[Entries of transcribed document text]
>>
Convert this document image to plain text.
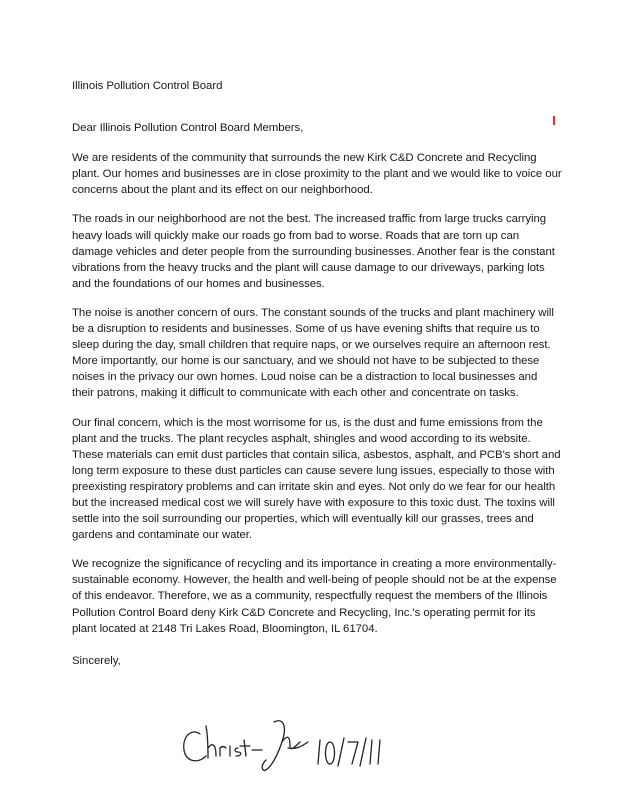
Illinois Pollution Control Board

Dear Illinois Pollution Control Board Members,

We are residents of the community that surrounds the new Kirk C&D Concrete and Recycling plant. Our homes and businesses are in close proximity to the plant and we would like to voice our concerns about the plant and its effect on our neighborhood.

The roads in our neighborhood are not the best. The increased traffic from large trucks carrying heavy loads will quickly make our roads go from bad to worse. Roads that are torn up can damage vehicles and deter people from the surrounding businesses. Another fear is the constant vibrations from the heavy trucks and the plant will cause damage to our driveways, parking lots and the foundations of our homes and businesses.

The noise is another concern of ours. The constant sounds of the trucks and plant machinery will be a disruption to residents and businesses. Some of us have evening shifts that require us to sleep during the day, small children that require naps, or we ourselves require an afternoon rest. More importantly, our home is our sanctuary, and we should not have to be subjected to these noises in the privacy our own homes. Loud noise can be a distraction to local businesses and their patrons, making it difficult to communicate with each other and concentrate on tasks.

Our final concern, which is the most worrisome for us, is the dust and fume emissions from the plant and the trucks. The plant recycles asphalt, shingles and wood according to its website. These materials can emit dust particles that contain silica, asbestos, asphalt, and PCB's short and long term exposure to these dust particles can cause severe lung issues, especially to those with preexisting respiratory problems and can irritate skin and eyes. Not only do we fear for our health but the increased medical cost we will surely have with exposure to this toxic dust. The toxins will settle into the soil surrounding our properties, which will eventually kill our grasses, trees and gardens and contaminate our water.

We recognize the significance of recycling and its importance in creating a more environmentally-sustainable economy. However, the health and well-being of people should not be at the expense of this endeavor. Therefore, we as a community, respectfully request the members of the Illinois Pollution Control Board deny Kirk C&D Concrete and Recycling, Inc.'s operating permit for its plant located at 2148 Tri Lakes Road, Bloomington, IL 61704.

Sincerely,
<<
What you will do: Each entry should be set down exactly, pictures excluded.

Response to the exercise:
Convert this document image to plain text.
Illinois Pollution Control Board

Dear Illinois Pollution Control Board Members,

We are residents of the community that surrounds the new Kirk C&D Concrete and Recycling plant. Our homes and businesses are in close proximity to the plant and we would like to voice our concerns about the plant and its effect on our neighborhood.

The roads in our neighborhood are not the best. The increased traffic from large trucks carrying heavy loads will quickly make our roads go from bad to worse. Roads that are torn up can damage vehicles and deter people from the surrounding businesses. Another fear is the constant vibrations from the heavy trucks and the plant will cause damage to our driveways, parking lots and the foundations of our homes and businesses.

The noise is another concern of ours. The constant sounds of the trucks and plant machinery will be a disruption to residents and businesses. Some of us have evening shifts that require us to sleep during the day, small children that require naps, or we ourselves require an afternoon rest. More importantly, our home is our sanctuary, and we should not have to be subjected to these noises in the privacy our own homes. Loud noise can be a distraction to local businesses and their patrons, making it difficult to communicate with each other and concentrate on tasks.

Our final concern, which is the most worrisome for us, is the dust and fume emissions from the plant and the trucks. The plant recycles asphalt, shingles and wood according to its website. These materials can emit dust particles that contain silica, asbestos, asphalt, and PCB's short and long term exposure to these dust particles can cause severe lung issues, especially to those with preexisting respiratory problems and can irritate skin and eyes. Not only do we fear for our health but the increased medical cost we will surely have with exposure to this toxic dust. The toxins will settle into the soil surrounding our properties, which will eventually kill our grasses, trees and gardens and contaminate our water.

We recognize the significance of recycling and its importance in creating a more environmentally-sustainable economy. However, the health and well-being of people should not be at the expense of this endeavor. Therefore, we as a community, respectfully request the members of the Illinois Pollution Control Board deny Kirk C&D Concrete and Recycling, Inc.'s operating permit for its plant located at 2148 Tri Lakes Road, Bloomington, IL 61704.

Sincerely,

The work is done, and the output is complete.